→ **WHAT THE TASK ASKS**:
Convert the rows below into a JSON list of strings, one string per line, skipping blank lines and leaving out the pictures.

(Element and region listings)
========
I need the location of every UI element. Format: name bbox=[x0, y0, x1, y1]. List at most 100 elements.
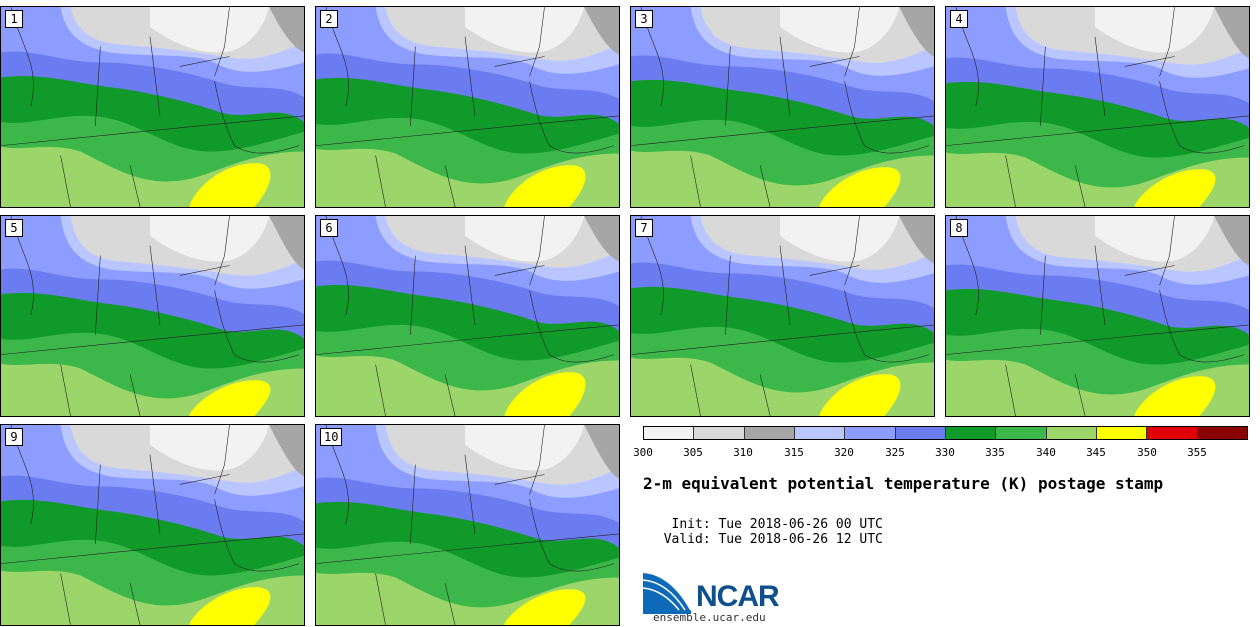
colorbar-bin bbox=[996, 427, 1047, 439]
boundary-line bbox=[214, 216, 230, 286]
colorbar-tick: 355 bbox=[1187, 446, 1207, 459]
field-region bbox=[899, 216, 934, 264]
boundary-line bbox=[844, 290, 930, 363]
field-region bbox=[269, 216, 304, 270]
boundary-line bbox=[316, 115, 619, 146]
boundary-line bbox=[464, 454, 476, 534]
field-region bbox=[150, 7, 270, 53]
field-region bbox=[1214, 216, 1249, 266]
colorbar-bin bbox=[644, 427, 695, 439]
colorbar-bin bbox=[744, 427, 795, 439]
colorbar-bin bbox=[895, 427, 946, 439]
boundary-line bbox=[631, 115, 934, 146]
member-label: 3 bbox=[635, 10, 653, 28]
field-region bbox=[189, 587, 271, 625]
boundary-line bbox=[809, 56, 860, 67]
map-field bbox=[946, 216, 1249, 416]
colorbar-bin bbox=[1096, 427, 1148, 439]
boundary-line bbox=[690, 364, 701, 416]
boundary-line bbox=[1159, 7, 1175, 77]
field-region bbox=[1214, 7, 1249, 59]
init-time: Init: Tue 2018-06-26 00 UTC bbox=[643, 502, 883, 532]
boundary-line bbox=[464, 245, 476, 325]
member-label: 2 bbox=[320, 10, 338, 28]
ensemble-member-panel-3: 3 bbox=[630, 6, 935, 208]
map-field bbox=[1, 216, 304, 416]
member-label: 6 bbox=[320, 219, 338, 237]
field-region bbox=[1134, 169, 1216, 207]
boundary-line bbox=[214, 81, 300, 154]
ensemble-member-panel-10: 10 bbox=[315, 424, 620, 626]
boundary-line bbox=[1005, 364, 1016, 416]
boundary-line bbox=[494, 265, 545, 276]
ensemble-member-panel-2: 2 bbox=[315, 6, 620, 208]
ensemble-member-panel-6: 6 bbox=[315, 215, 620, 417]
colorbar-bin bbox=[694, 427, 745, 439]
boundary-line bbox=[60, 155, 71, 207]
field-region bbox=[819, 374, 901, 416]
boundary-line bbox=[779, 36, 791, 116]
colorbar-bin bbox=[845, 427, 896, 439]
boundary-line bbox=[95, 255, 101, 335]
boundary-line bbox=[1094, 245, 1106, 325]
boundary-line bbox=[1, 324, 304, 355]
boundary-line bbox=[179, 56, 230, 67]
valid-label: Valid: bbox=[663, 532, 711, 547]
field-region bbox=[584, 425, 619, 479]
boundary-line bbox=[1159, 81, 1245, 154]
ncar-logo-icon bbox=[643, 571, 692, 614]
map-field bbox=[631, 7, 934, 207]
colorbar-bin bbox=[945, 427, 997, 439]
boundary-line bbox=[129, 583, 141, 625]
colorbar-tick: 330 bbox=[935, 446, 955, 459]
colorbar-tick: 300 bbox=[633, 446, 653, 459]
boundary-line bbox=[946, 115, 1249, 146]
boundary-line bbox=[444, 583, 456, 625]
field-region bbox=[189, 380, 271, 416]
website-url: ensemble.ucar.edu bbox=[653, 611, 766, 624]
colorbar-tick: 305 bbox=[683, 446, 703, 459]
valid-value: Tue 2018-06-26 12 UTC bbox=[718, 532, 883, 547]
boundary-line bbox=[844, 7, 860, 77]
boundary-line bbox=[725, 255, 731, 335]
boundary-line bbox=[149, 245, 161, 325]
map-field bbox=[1, 425, 304, 625]
boundary-line bbox=[1, 115, 304, 146]
map-field bbox=[316, 216, 619, 416]
colorbar bbox=[643, 426, 1248, 440]
member-label: 9 bbox=[5, 428, 23, 446]
map-field bbox=[631, 216, 934, 416]
boundary-line bbox=[410, 464, 416, 544]
ensemble-member-panel-9: 9 bbox=[0, 424, 305, 626]
boundary-line bbox=[60, 573, 71, 625]
colorbar-tick: 335 bbox=[985, 446, 1005, 459]
boundary-line bbox=[1074, 165, 1086, 207]
field-region bbox=[504, 372, 586, 416]
field-region bbox=[780, 7, 900, 53]
boundary-line bbox=[95, 464, 101, 544]
boundary-line bbox=[529, 290, 615, 363]
ensemble-member-panel-5: 5 bbox=[0, 215, 305, 417]
boundary-line bbox=[214, 290, 300, 363]
boundary-line bbox=[690, 155, 701, 207]
colorbar-tick: 320 bbox=[834, 446, 854, 459]
init-value: Tue 2018-06-26 00 UTC bbox=[718, 517, 883, 532]
map-field bbox=[946, 7, 1249, 207]
colorbar-tick: 325 bbox=[885, 446, 905, 459]
boundary-line bbox=[759, 165, 771, 207]
boundary-line bbox=[375, 573, 386, 625]
field-region bbox=[819, 167, 901, 207]
colorbar-bin bbox=[1147, 427, 1198, 439]
colorbar-bin bbox=[794, 427, 846, 439]
boundary-line bbox=[1124, 265, 1175, 276]
boundary-line bbox=[759, 374, 771, 416]
boundary-line bbox=[410, 46, 416, 126]
logo-text: NCAR bbox=[696, 580, 780, 613]
boundary-line bbox=[149, 454, 161, 534]
boundary-line bbox=[809, 265, 860, 276]
colorbar-bin bbox=[1046, 427, 1097, 439]
field-region bbox=[465, 7, 585, 53]
boundary-line bbox=[464, 36, 476, 116]
boundary-line bbox=[129, 374, 141, 416]
ensemble-member-panel-8: 8 bbox=[945, 215, 1250, 417]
========
→ **TASK OUTPUT**:
[
  "I need the location of every UI element. Format: name bbox=[x0, y0, x1, y1]. List at most 100 elements.",
  "colorbar-bin bbox=[996, 427, 1047, 439]",
  "boundary-line bbox=[214, 216, 230, 286]",
  "colorbar-tick: 355 bbox=[1187, 446, 1207, 459]",
  "field-region bbox=[899, 216, 934, 264]",
  "boundary-line bbox=[844, 290, 930, 363]",
  "field-region bbox=[269, 216, 304, 270]",
  "boundary-line bbox=[316, 115, 619, 146]",
  "boundary-line bbox=[464, 454, 476, 534]",
  "field-region bbox=[150, 7, 270, 53]",
  "field-region bbox=[1214, 216, 1249, 266]",
  "colorbar-bin bbox=[644, 427, 695, 439]",
  "colorbar-bin bbox=[744, 427, 795, 439]",
  "colorbar-bin bbox=[895, 427, 946, 439]",
  "boundary-line bbox=[631, 115, 934, 146]",
  "member-label: 3 bbox=[635, 10, 653, 28]",
  "field-region bbox=[189, 587, 271, 625]",
  "boundary-line bbox=[809, 56, 860, 67]",
  "map-field bbox=[946, 216, 1249, 416]",
  "colorbar-bin bbox=[1096, 427, 1148, 439]",
  "boundary-line bbox=[690, 364, 701, 416]",
  "boundary-line bbox=[1159, 7, 1175, 77]",
  "field-region bbox=[1214, 7, 1249, 59]",
  "init-time: Init: Tue 2018-06-26 00 UTC bbox=[643, 502, 883, 532]",
  "boundary-line bbox=[464, 245, 476, 325]",
  "member-label: 2 bbox=[320, 10, 338, 28]",
  "ensemble-member-panel-3: 3 bbox=[630, 6, 935, 208]",
  "map-field bbox=[1, 216, 304, 416]",
  "member-label: 6 bbox=[320, 219, 338, 237]",
  "field-region bbox=[1134, 169, 1216, 207]",
  "boundary-line bbox=[214, 81, 300, 154]",
  "ensemble-member-panel-10: 10 bbox=[315, 424, 620, 626]",
  "boundary-line bbox=[1005, 364, 1016, 416]",
  "boundary-line bbox=[494, 265, 545, 276]",
  "ensemble-member-panel-2: 2 bbox=[315, 6, 620, 208]",
  "ensemble-member-panel-6: 6 bbox=[315, 215, 620, 417]",
  "colorbar-bin bbox=[694, 427, 745, 439]",
  "boundary-line bbox=[60, 155, 71, 207]",
  "field-region bbox=[819, 374, 901, 416]",
  "boundary-line bbox=[779, 36, 791, 116]",
  "colorbar-bin bbox=[845, 427, 896, 439]",
  "boundary-line bbox=[95, 255, 101, 335]",
  "boundary-line bbox=[1094, 245, 1106, 325]",
  "boundary-line bbox=[1, 324, 304, 355]",
  "boundary-line bbox=[179, 56, 230, 67]",
  "valid-label: Valid: bbox=[663, 532, 711, 547]",
  "field-region bbox=[584, 425, 619, 479]",
  "boundary-line bbox=[1159, 81, 1245, 154]",
  "ncar-logo-icon bbox=[643, 571, 692, 614]",
  "map-field bbox=[631, 7, 934, 207]",
  "colorbar-bin bbox=[945, 427, 997, 439]",
  "boundary-line bbox=[129, 583, 141, 625]",
  "colorbar-tick: 330 bbox=[935, 446, 955, 459]",
  "colorbar-tick: 300 bbox=[633, 446, 653, 459]",
  "boundary-line bbox=[946, 115, 1249, 146]",
  "boundary-line bbox=[444, 583, 456, 625]",
  "field-region bbox=[189, 380, 271, 416]",
  "website-url: ensemble.ucar.edu bbox=[653, 611, 766, 624]",
  "colorbar-tick: 305 bbox=[683, 446, 703, 459]",
  "valid-value: Tue 2018-06-26 12 UTC bbox=[718, 532, 883, 547]",
  "boundary-line bbox=[844, 7, 860, 77]",
  "boundary-line bbox=[725, 255, 731, 335]",
  "boundary-line bbox=[149, 245, 161, 325]",
  "map-field bbox=[1, 425, 304, 625]",
  "boundary-line bbox=[1, 115, 304, 146]",
  "map-field bbox=[316, 216, 619, 416]",
  "colorbar bbox=[643, 426, 1248, 440]",
  "member-label: 9 bbox=[5, 428, 23, 446]",
  "map-field bbox=[631, 216, 934, 416]",
  "boundary-line bbox=[410, 464, 416, 544]",
  "ensemble-member-panel-9: 9 bbox=[0, 424, 305, 626]",
  "boundary-line bbox=[60, 573, 71, 625]",
  "colorbar-tick: 335 bbox=[985, 446, 1005, 459]",
  "boundary-line bbox=[1074, 165, 1086, 207]",
  "field-region bbox=[504, 372, 586, 416]",
  "field-region bbox=[780, 7, 900, 53]",
  "boundary-line bbox=[95, 464, 101, 544]",
  "boundary-line bbox=[529, 290, 615, 363]",
  "ensemble-member-panel-5: 5 bbox=[0, 215, 305, 417]",
  "boundary-line bbox=[214, 290, 300, 363]",
  "boundary-line bbox=[690, 155, 701, 207]",
  "colorbar-tick: 320 bbox=[834, 446, 854, 459]",
  "init-value: Tue 2018-06-26 00 UTC bbox=[718, 517, 883, 532]",
  "map-field bbox=[946, 7, 1249, 207]",
  "colorbar-tick: 325 bbox=[885, 446, 905, 459]",
  "boundary-line bbox=[759, 165, 771, 207]",
  "boundary-line bbox=[375, 573, 386, 625]",
  "field-region bbox=[819, 167, 901, 207]",
  "colorbar-bin bbox=[1147, 427, 1198, 439]",
  "colorbar-bin bbox=[794, 427, 846, 439]",
  "boundary-line bbox=[1124, 265, 1175, 276]",
  "boundary-line bbox=[759, 374, 771, 416]",
  "boundary-line bbox=[410, 46, 416, 126]",
  "logo-text: NCAR bbox=[696, 580, 780, 613]",
  "boundary-line bbox=[149, 454, 161, 534]",
  "boundary-line bbox=[809, 265, 860, 276]",
  "colorbar-bin bbox=[1046, 427, 1097, 439]",
  "field-region bbox=[465, 7, 585, 53]",
  "boundary-line bbox=[464, 36, 476, 116]",
  "boundary-line bbox=[129, 374, 141, 416]",
  "ensemble-member-panel-8: 8 bbox=[945, 215, 1250, 417]"
]